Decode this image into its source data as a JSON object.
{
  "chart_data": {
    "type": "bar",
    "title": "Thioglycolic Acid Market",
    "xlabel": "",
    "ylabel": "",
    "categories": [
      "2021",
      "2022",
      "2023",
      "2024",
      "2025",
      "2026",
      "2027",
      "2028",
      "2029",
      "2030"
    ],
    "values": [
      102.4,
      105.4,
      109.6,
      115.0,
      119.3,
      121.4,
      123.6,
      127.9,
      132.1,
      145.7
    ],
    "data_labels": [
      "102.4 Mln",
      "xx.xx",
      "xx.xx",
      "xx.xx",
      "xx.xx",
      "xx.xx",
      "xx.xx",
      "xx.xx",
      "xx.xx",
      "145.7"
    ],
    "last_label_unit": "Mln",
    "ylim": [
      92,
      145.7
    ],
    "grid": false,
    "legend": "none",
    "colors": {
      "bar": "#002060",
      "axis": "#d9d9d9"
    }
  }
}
───
— DIRECTIVE —
Print every entry exactly as it appears.

— THE ANSWER —
Decode this image into its source data as a JSON object.
{
  "chart_data": {
    "type": "bar",
    "title": "Thioglycolic Acid Market",
    "xlabel": "",
    "ylabel": "",
    "categories": [
      "2021",
      "2022",
      "2023",
      "2024",
      "2025",
      "2026",
      "2027",
      "2028",
      "2029",
      "2030"
    ],
    "values": [
      102.4,
      105.4,
      109.6,
      115.0,
      119.3,
      121.4,
      123.6,
      127.9,
      132.1,
      145.7
    ],
    "data_labels": [
      "102.4 Mln",
      "xx.xx",
      "xx.xx",
      "xx.xx",
      "xx.xx",
      "xx.xx",
      "xx.xx",
      "xx.xx",
      "xx.xx",
      "145.7"
    ],
    "last_label_unit": "Mln",
    "ylim": [
      92,
      145.7
    ],
    "grid": false,
    "legend": "none",
    "colors": {
      "bar": "#002060",
      "axis": "#d9d9d9"
    }
  }
}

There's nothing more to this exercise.